◆ Task instructions ◆
Please count the lines below that contain the word "name", and reply with that number alone.

■ ■ ■ ■ ■

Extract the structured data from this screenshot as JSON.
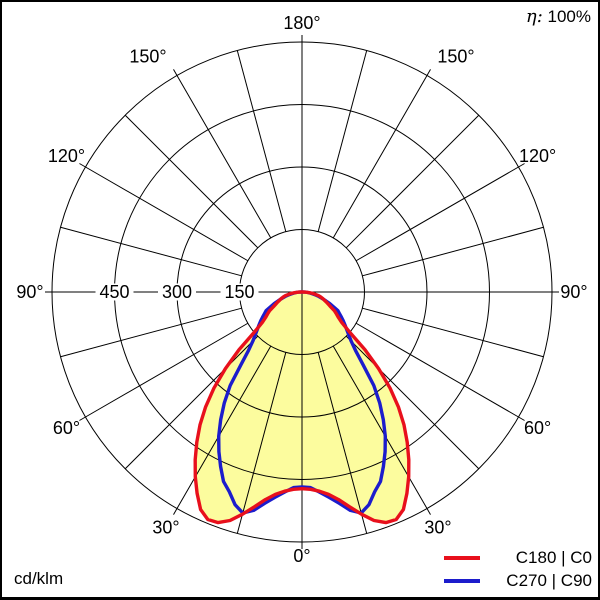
{
  "header": {
    "efficiency_symbol": "η:",
    "efficiency_value": "100%"
  },
  "footer": {
    "unit_label": "cd/klm"
  },
  "legend": {
    "items": [
      {
        "label": "C180 | C0",
        "color": "#e8101c"
      },
      {
        "label": "C270 | C90",
        "color": "#1c1ccc"
      }
    ]
  },
  "chart_data": {
    "type": "polar",
    "kind": "luminous-intensity-distribution",
    "unit": "cd/klm",
    "efficiency_percent": 100,
    "grid_color": "#000000",
    "radial_axis": {
      "max": 600,
      "ring_step": 150,
      "ticks": [
        {
          "value": 150,
          "text": "150"
        },
        {
          "value": 300,
          "text": "300"
        },
        {
          "value": 450,
          "text": "450"
        }
      ]
    },
    "angle_axis": {
      "grid_step_deg": 15,
      "labels": [
        {
          "angle": 0,
          "text": "0°"
        },
        {
          "angle": 30,
          "text": "30°"
        },
        {
          "angle": 60,
          "text": "60°"
        },
        {
          "angle": 90,
          "text": "90°"
        },
        {
          "angle": 120,
          "text": "120°"
        },
        {
          "angle": 150,
          "text": "150°"
        },
        {
          "angle": 180,
          "text": "180°"
        }
      ]
    },
    "series": [
      {
        "name": "C180 | C0",
        "color": "#e8101c",
        "fill": "#fcfc9e",
        "points": [
          [
            0,
            472
          ],
          [
            2.5,
            474
          ],
          [
            5,
            480
          ],
          [
            7.5,
            490
          ],
          [
            10,
            506
          ],
          [
            12.5,
            528
          ],
          [
            15,
            552
          ],
          [
            17.5,
            575
          ],
          [
            20,
            589
          ],
          [
            22.5,
            591
          ],
          [
            25,
            576
          ],
          [
            27.5,
            545
          ],
          [
            30,
            512
          ],
          [
            32.5,
            477
          ],
          [
            35,
            440
          ],
          [
            37.5,
            402
          ],
          [
            40,
            360
          ],
          [
            42.5,
            313
          ],
          [
            45,
            260
          ],
          [
            47.5,
            205
          ],
          [
            50,
            148
          ],
          [
            52.5,
            120
          ],
          [
            55,
            107
          ],
          [
            57.5,
            98
          ],
          [
            60,
            90
          ],
          [
            62.5,
            78
          ],
          [
            65,
            70
          ],
          [
            67.5,
            63
          ],
          [
            70,
            57
          ],
          [
            72.5,
            52
          ],
          [
            75,
            47
          ],
          [
            77.5,
            41
          ],
          [
            80,
            33
          ],
          [
            82.5,
            26
          ],
          [
            85,
            18
          ],
          [
            87.5,
            10
          ],
          [
            90,
            2
          ]
        ]
      },
      {
        "name": "C270 | C90",
        "color": "#1c1ccc",
        "fill": null,
        "points": [
          [
            0,
            468
          ],
          [
            2.5,
            470
          ],
          [
            5,
            482
          ],
          [
            7.5,
            497
          ],
          [
            10,
            515
          ],
          [
            12.5,
            537
          ],
          [
            15,
            549
          ],
          [
            17.5,
            535
          ],
          [
            20,
            510
          ],
          [
            22.5,
            492
          ],
          [
            25,
            462
          ],
          [
            27.5,
            432
          ],
          [
            30,
            400
          ],
          [
            32.5,
            363
          ],
          [
            35,
            325
          ],
          [
            37.5,
            283
          ],
          [
            40,
            228
          ],
          [
            42.5,
            190
          ],
          [
            45,
            167
          ],
          [
            47.5,
            152
          ],
          [
            50,
            140
          ],
          [
            52.5,
            130
          ],
          [
            55,
            121
          ],
          [
            57.5,
            112
          ],
          [
            60,
            104
          ],
          [
            62.5,
            97
          ],
          [
            65,
            82
          ],
          [
            67.5,
            72
          ],
          [
            70,
            60
          ],
          [
            72.5,
            50
          ],
          [
            75,
            42
          ],
          [
            77.5,
            34
          ],
          [
            80,
            27
          ],
          [
            82.5,
            20
          ],
          [
            85,
            14
          ],
          [
            87.5,
            8
          ],
          [
            90,
            2
          ]
        ]
      }
    ]
  }
}
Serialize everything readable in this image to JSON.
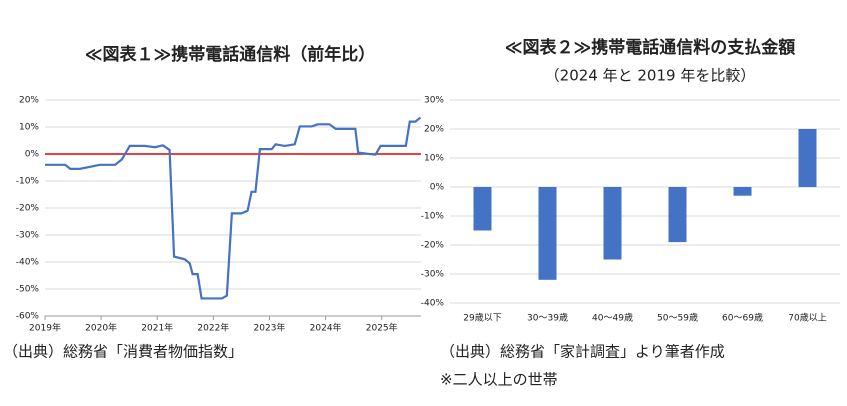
{
  "chart_data": [
    {
      "type": "line",
      "title": "≪図表１≫携帯電話通信料（前年比）",
      "source": "（出典）総務省「消費者物価指数」",
      "x": [
        2019.0,
        2019.36,
        2019.45,
        2019.62,
        2019.98,
        2020.25,
        2020.37,
        2020.51,
        2020.78,
        2020.96,
        2021.1,
        2021.22,
        2021.3,
        2021.49,
        2021.58,
        2021.63,
        2021.72,
        2021.79,
        2022.15,
        2022.24,
        2022.33,
        2022.5,
        2022.61,
        2022.68,
        2022.75,
        2022.83,
        2023.04,
        2023.11,
        2023.27,
        2023.45,
        2023.54,
        2023.75,
        2023.86,
        2024.07,
        2024.18,
        2024.53,
        2024.58,
        2024.78,
        2024.89,
        2024.98,
        2025.18,
        2025.43,
        2025.5,
        2025.6,
        2025.69
      ],
      "series": [
        {
          "name": "携帯電話通信料",
          "color": "#4472c4",
          "values": [
            -4,
            -4,
            -5.5,
            -5.5,
            -4,
            -4,
            -2,
            3,
            3,
            2.5,
            3.2,
            1.5,
            -38,
            -39,
            -40.5,
            -44.5,
            -44.5,
            -53.5,
            -53.5,
            -52.5,
            -22,
            -22,
            -21,
            -14,
            -14,
            1.8,
            1.8,
            3.6,
            3,
            3.6,
            10.2,
            10.2,
            11,
            11,
            9.3,
            9.3,
            0.5,
            0,
            -0.2,
            3,
            3,
            3,
            12,
            12,
            13.5
          ]
        }
      ],
      "xlim": [
        2019,
        2025.7
      ],
      "xticks": [
        {
          "value": 2019,
          "label": "2019年"
        },
        {
          "value": 2020,
          "label": "2020年"
        },
        {
          "value": 2021,
          "label": "2021年"
        },
        {
          "value": 2022,
          "label": "2022年"
        },
        {
          "value": 2023,
          "label": "2023年"
        },
        {
          "value": 2024,
          "label": "2024年"
        },
        {
          "value": 2025,
          "label": "2025年"
        }
      ],
      "ylim": [
        -60,
        20
      ],
      "yticks": [
        {
          "value": -60,
          "label": "-60%"
        },
        {
          "value": -50,
          "label": "-50%"
        },
        {
          "value": -40,
          "label": "-40%"
        },
        {
          "value": -30,
          "label": "-30%"
        },
        {
          "value": -20,
          "label": "-20%"
        },
        {
          "value": -10,
          "label": "-10%"
        },
        {
          "value": 0,
          "label": "0%"
        },
        {
          "value": 10,
          "label": "10%"
        },
        {
          "value": 20,
          "label": "20%"
        }
      ],
      "grid": true,
      "reference_line": {
        "value": 0,
        "color": "#e00000"
      }
    },
    {
      "type": "bar",
      "title": "≪図表２≫携帯電話通信料の支払金額",
      "subtitle": "（2024 年と 2019 年を比較）",
      "source": "（出典）総務省「家計調査」より筆者作成",
      "note": "※二人以上の世帯",
      "categories": [
        "29歳以下",
        "30～39歳",
        "40～49歳",
        "50～59歳",
        "60～69歳",
        "70歳以上"
      ],
      "values": [
        -15,
        -32,
        -25,
        -19,
        -3,
        20
      ],
      "color": "#4472c4",
      "ylim": [
        -40,
        30
      ],
      "yticks": [
        {
          "value": -40,
          "label": "-40%"
        },
        {
          "value": -30,
          "label": "-30%"
        },
        {
          "value": -20,
          "label": "-20%"
        },
        {
          "value": -10,
          "label": "-10%"
        },
        {
          "value": 0,
          "label": "0%"
        },
        {
          "value": 10,
          "label": "10%"
        },
        {
          "value": 20,
          "label": "20%"
        },
        {
          "value": 30,
          "label": "30%"
        }
      ],
      "grid": true
    }
  ]
}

■ ■ ■ ■ ■

◆ Finished answer ◆
3